All the data should come back exactly as it was given.

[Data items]
╭──
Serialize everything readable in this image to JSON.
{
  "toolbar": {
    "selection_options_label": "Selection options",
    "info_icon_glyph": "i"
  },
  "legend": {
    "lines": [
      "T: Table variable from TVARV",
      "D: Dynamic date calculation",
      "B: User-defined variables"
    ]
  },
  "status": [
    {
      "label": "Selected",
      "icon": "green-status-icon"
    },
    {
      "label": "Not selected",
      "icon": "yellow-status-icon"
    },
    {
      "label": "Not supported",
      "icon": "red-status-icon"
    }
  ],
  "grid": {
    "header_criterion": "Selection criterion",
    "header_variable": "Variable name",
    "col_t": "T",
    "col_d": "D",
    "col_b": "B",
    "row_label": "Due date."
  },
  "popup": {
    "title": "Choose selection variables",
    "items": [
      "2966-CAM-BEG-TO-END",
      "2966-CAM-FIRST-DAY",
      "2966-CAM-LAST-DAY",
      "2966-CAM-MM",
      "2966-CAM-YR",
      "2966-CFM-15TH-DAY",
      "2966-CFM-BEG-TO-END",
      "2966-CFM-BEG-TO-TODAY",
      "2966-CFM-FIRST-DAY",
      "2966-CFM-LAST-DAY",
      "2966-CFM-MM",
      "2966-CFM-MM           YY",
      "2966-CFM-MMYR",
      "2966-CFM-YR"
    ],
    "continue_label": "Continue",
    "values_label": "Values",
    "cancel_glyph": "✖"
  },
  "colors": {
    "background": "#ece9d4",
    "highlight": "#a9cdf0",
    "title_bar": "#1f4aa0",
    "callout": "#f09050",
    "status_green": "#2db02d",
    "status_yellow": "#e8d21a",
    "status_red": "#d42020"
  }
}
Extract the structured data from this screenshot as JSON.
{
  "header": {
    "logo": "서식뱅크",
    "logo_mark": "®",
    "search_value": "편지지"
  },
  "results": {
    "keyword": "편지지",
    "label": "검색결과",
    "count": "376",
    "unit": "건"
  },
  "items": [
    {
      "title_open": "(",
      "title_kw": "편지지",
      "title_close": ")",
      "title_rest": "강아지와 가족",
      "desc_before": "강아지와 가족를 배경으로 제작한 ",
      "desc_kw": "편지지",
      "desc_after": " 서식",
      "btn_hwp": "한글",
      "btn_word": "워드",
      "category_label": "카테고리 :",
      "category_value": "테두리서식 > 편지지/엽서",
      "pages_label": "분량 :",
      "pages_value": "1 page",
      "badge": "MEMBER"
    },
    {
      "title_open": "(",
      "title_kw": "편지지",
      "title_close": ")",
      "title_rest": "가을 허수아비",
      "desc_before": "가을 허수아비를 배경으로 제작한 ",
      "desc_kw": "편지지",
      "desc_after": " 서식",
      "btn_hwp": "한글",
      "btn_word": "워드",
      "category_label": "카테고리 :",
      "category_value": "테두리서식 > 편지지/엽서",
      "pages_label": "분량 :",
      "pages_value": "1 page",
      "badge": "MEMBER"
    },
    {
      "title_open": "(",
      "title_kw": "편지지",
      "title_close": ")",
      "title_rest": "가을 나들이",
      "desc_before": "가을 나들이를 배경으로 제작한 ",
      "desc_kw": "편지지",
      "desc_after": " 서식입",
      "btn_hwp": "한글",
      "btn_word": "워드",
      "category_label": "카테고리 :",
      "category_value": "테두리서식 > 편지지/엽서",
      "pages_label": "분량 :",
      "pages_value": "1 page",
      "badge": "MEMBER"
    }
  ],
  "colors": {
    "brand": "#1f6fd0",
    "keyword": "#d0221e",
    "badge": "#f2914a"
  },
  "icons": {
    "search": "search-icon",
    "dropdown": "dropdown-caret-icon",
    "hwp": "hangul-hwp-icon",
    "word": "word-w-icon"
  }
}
╰──
▶ Response for this exercise:
Serialize everything readable in this image to JSON.
{
  "toolbar": {
    "selection_options_label": "Selection options",
    "info_icon_glyph": "i"
  },
  "legend": {
    "lines": [
      "T: Table variable from TVARV",
      "D: Dynamic date calculation",
      "B: User-defined variables"
    ]
  },
  "status": [
    {
      "label": "Selected",
      "icon": "green-status-icon"
    },
    {
      "label": "Not selected",
      "icon": "yellow-status-icon"
    },
    {
      "label": "Not supported",
      "icon": "red-status-icon"
    }
  ],
  "grid": {
    "header_criterion": "Selection criterion",
    "header_variable": "Variable name",
    "col_t": "T",
    "col_d": "D",
    "col_b": "B",
    "row_label": "Due date."
  },
  "popup": {
    "title": "Choose selection variables",
    "items": [
      "2966-CAM-BEG-TO-END",
      "2966-CAM-FIRST-DAY",
      "2966-CAM-LAST-DAY",
      "2966-CAM-MM",
      "2966-CAM-YR",
      "2966-CFM-15TH-DAY",
      "2966-CFM-BEG-TO-END",
      "2966-CFM-BEG-TO-TODAY",
      "2966-CFM-FIRST-DAY",
      "2966-CFM-LAST-DAY",
      "2966-CFM-MM",
      "2966-CFM-MM           YY",
      "2966-CFM-MMYR",
      "2966-CFM-YR"
    ],
    "continue_label": "Continue",
    "values_label": "Values",
    "cancel_glyph": "✖"
  },
  "colors": {
    "background": "#ece9d4",
    "highlight": "#a9cdf0",
    "title_bar": "#1f4aa0",
    "callout": "#f09050",
    "status_green": "#2db02d",
    "status_yellow": "#e8d21a",
    "status_red": "#d42020"
  }
}
Extract the structured data from this screenshot as JSON.
{
  "header": {
    "logo": "서식뱅크",
    "logo_mark": "®",
    "search_value": "편지지"
  },
  "results": {
    "keyword": "편지지",
    "label": "검색결과",
    "count": "376",
    "unit": "건"
  },
  "items": [
    {
      "title_open": "(",
      "title_kw": "편지지",
      "title_close": ")",
      "title_rest": "강아지와 가족",
      "desc_before": "강아지와 가족를 배경으로 제작한 ",
      "desc_kw": "편지지",
      "desc_after": " 서식",
      "btn_hwp": "한글",
      "btn_word": "워드",
      "category_label": "카테고리 :",
      "category_value": "테두리서식 > 편지지/엽서",
      "pages_label": "분량 :",
      "pages_value": "1 page",
      "badge": "MEMBER"
    },
    {
      "title_open": "(",
      "title_kw": "편지지",
      "title_close": ")",
      "title_rest": "가을 허수아비",
      "desc_before": "가을 허수아비를 배경으로 제작한 ",
      "desc_kw": "편지지",
      "desc_after": " 서식",
      "btn_hwp": "한글",
      "btn_word": "워드",
      "category_label": "카테고리 :",
      "category_value": "테두리서식 > 편지지/엽서",
      "pages_label": "분량 :",
      "pages_value": "1 page",
      "badge": "MEMBER"
    },
    {
      "title_open": "(",
      "title_kw": "편지지",
      "title_close": ")",
      "title_rest": "가을 나들이",
      "desc_before": "가을 나들이를 배경으로 제작한 ",
      "desc_kw": "편지지",
      "desc_after": " 서식입",
      "btn_hwp": "한글",
      "btn_word": "워드",
      "category_label": "카테고리 :",
      "category_value": "테두리서식 > 편지지/엽서",
      "pages_label": "분량 :",
      "pages_value": "1 page",
      "badge": "MEMBER"
    }
  ],
  "colors": {
    "brand": "#1f6fd0",
    "keyword": "#d0221e",
    "badge": "#f2914a"
  },
  "icons": {
    "search": "search-icon",
    "dropdown": "dropdown-caret-icon",
    "hwp": "hangul-hwp-icon",
    "word": "word-w-icon"
  }
}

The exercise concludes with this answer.